= Written request =
Filter the records below for the word "name". Copy each line that holds it.

>> start Task material

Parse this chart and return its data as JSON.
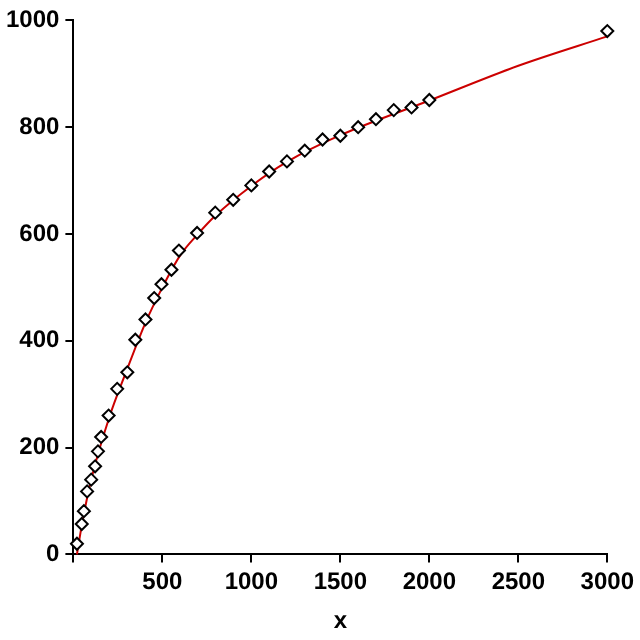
{
  "chart_data": {
    "type": "scatter",
    "xlabel": "x",
    "xlim": [
      0,
      3000
    ],
    "xticks": [
      {
        "value": 0,
        "label": null
      },
      500,
      1000,
      1500,
      2000,
      2500,
      3000
    ],
    "ylim": [
      0,
      1000
    ],
    "yticks": [
      0,
      200,
      400,
      600,
      800,
      1000
    ],
    "grid": false,
    "legend": false,
    "series": [
      {
        "color": "#000000",
        "marker": "diamond",
        "x": [
          20,
          47,
          59,
          77,
          100,
          122,
          138,
          156,
          198,
          246,
          303,
          348,
          405,
          454,
          495,
          551,
          593,
          695,
          797,
          898,
          1000,
          1100,
          1200,
          1300,
          1400,
          1500,
          1600,
          1700,
          1800,
          1900,
          2000,
          3000
        ],
        "values": [
          20,
          57,
          81,
          118,
          140,
          165,
          193,
          220,
          260,
          310,
          341,
          402,
          440,
          480,
          506,
          533,
          569,
          602,
          640,
          664,
          691,
          717,
          736,
          756,
          777,
          784,
          800,
          815,
          832,
          837,
          851,
          980
        ]
      },
      {
        "type": "line",
        "color": "#cc0000",
        "marker": "none",
        "x": [
          20,
          50,
          100,
          200,
          300,
          400,
          500,
          600,
          700,
          800,
          1000,
          1200,
          1500,
          2000,
          2500,
          3000
        ],
        "values": [
          0,
          60,
          140,
          255,
          345,
          430,
          500,
          560,
          600,
          635,
          690,
          735,
          785,
          850,
          915,
          970
        ]
      }
    ]
  }
}
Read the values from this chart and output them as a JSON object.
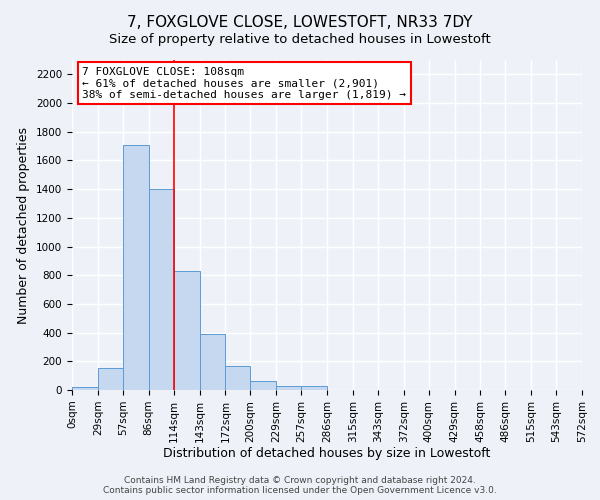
{
  "title": "7, FOXGLOVE CLOSE, LOWESTOFT, NR33 7DY",
  "subtitle": "Size of property relative to detached houses in Lowestoft",
  "xlabel": "Distribution of detached houses by size in Lowestoft",
  "ylabel": "Number of detached properties",
  "bar_color": "#c5d8f0",
  "bar_edge_color": "#5b9bd5",
  "bin_edges": [
    0,
    29,
    57,
    86,
    114,
    143,
    172,
    200,
    229,
    257,
    286,
    315,
    343,
    372,
    400,
    429,
    458,
    486,
    515,
    543,
    572
  ],
  "bar_heights": [
    20,
    155,
    1710,
    1400,
    830,
    390,
    165,
    65,
    25,
    25,
    0,
    0,
    0,
    0,
    0,
    0,
    0,
    0,
    0,
    0
  ],
  "red_line_x": 114,
  "annotation_title": "7 FOXGLOVE CLOSE: 108sqm",
  "annotation_line1": "← 61% of detached houses are smaller (2,901)",
  "annotation_line2": "38% of semi-detached houses are larger (1,819) →",
  "ylim": [
    0,
    2300
  ],
  "yticks": [
    0,
    200,
    400,
    600,
    800,
    1000,
    1200,
    1400,
    1600,
    1800,
    2000,
    2200
  ],
  "tick_labels": [
    "0sqm",
    "29sqm",
    "57sqm",
    "86sqm",
    "114sqm",
    "143sqm",
    "172sqm",
    "200sqm",
    "229sqm",
    "257sqm",
    "286sqm",
    "315sqm",
    "343sqm",
    "372sqm",
    "400sqm",
    "429sqm",
    "458sqm",
    "486sqm",
    "515sqm",
    "543sqm",
    "572sqm"
  ],
  "footer_line1": "Contains HM Land Registry data © Crown copyright and database right 2024.",
  "footer_line2": "Contains public sector information licensed under the Open Government Licence v3.0.",
  "background_color": "#eef2f8",
  "grid_color": "#ffffff",
  "title_fontsize": 11,
  "subtitle_fontsize": 9.5,
  "axis_label_fontsize": 9,
  "tick_fontsize": 7.5,
  "footer_fontsize": 6.5
}
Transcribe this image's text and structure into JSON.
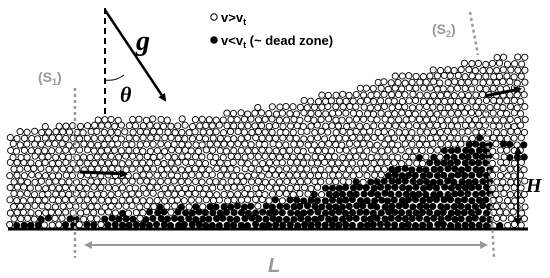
{
  "gravity": {
    "symbol": "g",
    "angle_symbol": "θ"
  },
  "legend": [
    {
      "text": "v>v",
      "sub": "t"
    },
    {
      "text": "v<v",
      "sub": "t",
      "suffix": " (~ dead zone)"
    }
  ],
  "sections": [
    {
      "text": "(S",
      "sub": "1",
      "suffix": ")"
    },
    {
      "text": "(S",
      "sub": "2",
      "suffix": ")"
    }
  ],
  "height_label": "H",
  "length_label": "L"
}
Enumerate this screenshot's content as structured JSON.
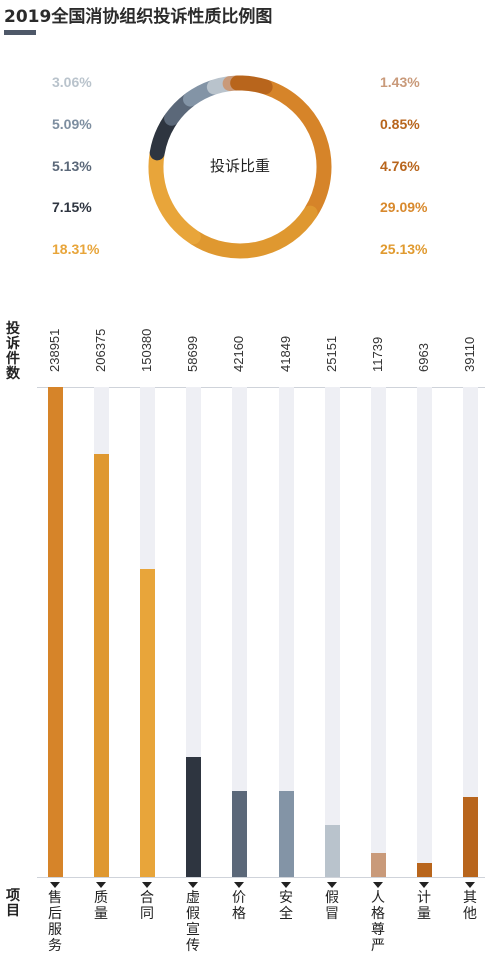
{
  "title": "2019全国消协组织投诉性质比例图",
  "donut": {
    "center_label": "投诉比重",
    "left_labels": [
      {
        "text": "3.06%",
        "color": "#b9c3cc"
      },
      {
        "text": "5.09%",
        "color": "#7d8ea0"
      },
      {
        "text": "5.13%",
        "color": "#5b6879"
      },
      {
        "text": "7.15%",
        "color": "#2e3540"
      },
      {
        "text": "18.31%",
        "color": "#e8a53a"
      }
    ],
    "right_labels": [
      {
        "text": "1.43%",
        "color": "#c99a7a"
      },
      {
        "text": "0.85%",
        "color": "#b8651c"
      },
      {
        "text": "4.76%",
        "color": "#b8651c"
      },
      {
        "text": "29.09%",
        "color": "#d8892d"
      },
      {
        "text": "25.13%",
        "color": "#e09a2f"
      }
    ]
  },
  "chart_data": [
    {
      "type": "pie",
      "title": "投诉比重",
      "categories": [
        "售后服务",
        "质量",
        "合同",
        "虚假宣传",
        "价格",
        "安全",
        "假冒",
        "人格尊严",
        "计量",
        "其他"
      ],
      "values": [
        29.09,
        25.13,
        18.31,
        7.15,
        5.13,
        5.09,
        3.06,
        1.43,
        0.85,
        4.76
      ],
      "colors": [
        "#d68429",
        "#df9830",
        "#e8a53a",
        "#2e3540",
        "#5b6879",
        "#8394a6",
        "#b9c3cc",
        "#c99a7a",
        "#b8651c",
        "#b8651c"
      ]
    },
    {
      "type": "bar",
      "ylabel": "投诉件数",
      "xlabel": "项目",
      "categories": [
        "售后服务",
        "质量",
        "合同",
        "虚假宣传",
        "价格",
        "安全",
        "假冒",
        "人格尊严",
        "计量",
        "其他"
      ],
      "values": [
        238951,
        206375,
        150380,
        58699,
        42160,
        41849,
        25151,
        11739,
        6963,
        39110
      ],
      "ylim": [
        0,
        238951
      ],
      "colors": [
        "#d68429",
        "#df9830",
        "#e8a53a",
        "#2e3540",
        "#5b6879",
        "#8394a6",
        "#b9c3cc",
        "#c99a7a",
        "#b8651c",
        "#b8651c"
      ]
    }
  ],
  "axis": {
    "y_title": "投诉件数",
    "x_title": "项目"
  }
}
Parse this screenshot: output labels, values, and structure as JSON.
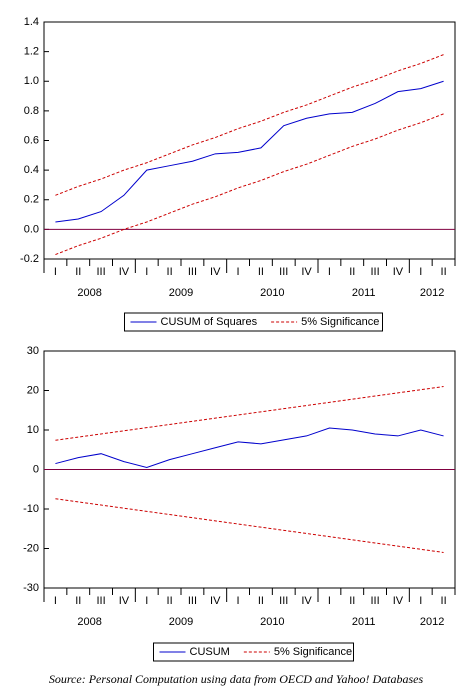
{
  "chart_data": [
    {
      "type": "line",
      "categories": [
        "I",
        "II",
        "III",
        "IV",
        "I",
        "II",
        "III",
        "IV",
        "I",
        "II",
        "III",
        "IV",
        "I",
        "II",
        "III",
        "IV",
        "I",
        "II"
      ],
      "years": [
        "2008",
        "2009",
        "2010",
        "2011",
        "2012"
      ],
      "ylim": [
        -0.2,
        1.4
      ],
      "yticks": [
        -0.2,
        {
          "value": 0,
          "label": "0.0"
        },
        0.2,
        0.4,
        0.6,
        0.8,
        {
          "value": 1,
          "label": "1.0"
        },
        1.2,
        1.4
      ],
      "legend": "bottom",
      "series": [
        {
          "name": "CUSUM of Squares",
          "color": "#0000cc",
          "values": [
            0.05,
            0.07,
            0.12,
            0.23,
            0.4,
            0.43,
            0.46,
            0.51,
            0.52,
            0.55,
            0.7,
            0.75,
            0.78,
            0.79,
            0.85,
            0.93,
            0.95,
            1.0
          ]
        },
        {
          "name": "5% Significance",
          "color": "#cc0000",
          "dashed": true,
          "values": [
            0.23,
            0.29,
            0.34,
            0.4,
            0.45,
            0.51,
            0.57,
            0.62,
            0.68,
            0.73,
            0.79,
            0.84,
            0.9,
            0.96,
            1.01,
            1.07,
            1.12,
            1.18
          ],
          "lower_values": [
            -0.17,
            -0.11,
            -0.06,
            0.0,
            0.05,
            0.11,
            0.17,
            0.22,
            0.28,
            0.33,
            0.39,
            0.44,
            0.5,
            0.56,
            0.61,
            0.67,
            0.72,
            0.78
          ]
        }
      ]
    },
    {
      "type": "line",
      "categories": [
        "I",
        "II",
        "III",
        "IV",
        "I",
        "II",
        "III",
        "IV",
        "I",
        "II",
        "III",
        "IV",
        "I",
        "II",
        "III",
        "IV",
        "I",
        "II"
      ],
      "years": [
        "2008",
        "2009",
        "2010",
        "2011",
        "2012"
      ],
      "ylim": [
        -30,
        30
      ],
      "yticks": [
        -30,
        -20,
        -10,
        0,
        10,
        20,
        30
      ],
      "legend": "bottom",
      "series": [
        {
          "name": "CUSUM",
          "color": "#0000cc",
          "values": [
            1.5,
            3,
            4,
            2,
            0.5,
            2.5,
            4,
            5.5,
            7,
            6.5,
            7.5,
            8.5,
            10.5,
            10,
            9,
            8.5,
            10,
            8.5
          ]
        },
        {
          "name": "5% Significance",
          "color": "#cc0000",
          "dashed": true,
          "values": [
            7.4,
            8.2,
            9,
            9.8,
            10.6,
            11.4,
            12.2,
            13,
            13.8,
            14.6,
            15.4,
            16.2,
            17,
            17.8,
            18.6,
            19.4,
            20.2,
            21
          ],
          "lower_values": [
            -7.4,
            -8.2,
            -9,
            -9.8,
            -10.6,
            -11.4,
            -12.2,
            -13,
            -13.8,
            -14.6,
            -15.4,
            -16.2,
            -17,
            -17.8,
            -18.6,
            -19.4,
            -20.2,
            -21
          ]
        }
      ]
    }
  ],
  "source": "Source: Personal Computation using data from OECD and Yahoo! Databases"
}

>> end Task material

= Result of this task =
          "name": "CUSUM of Squares",
          "name": "5% Significance",
          "name": "CUSUM",
          "name": "5% Significance",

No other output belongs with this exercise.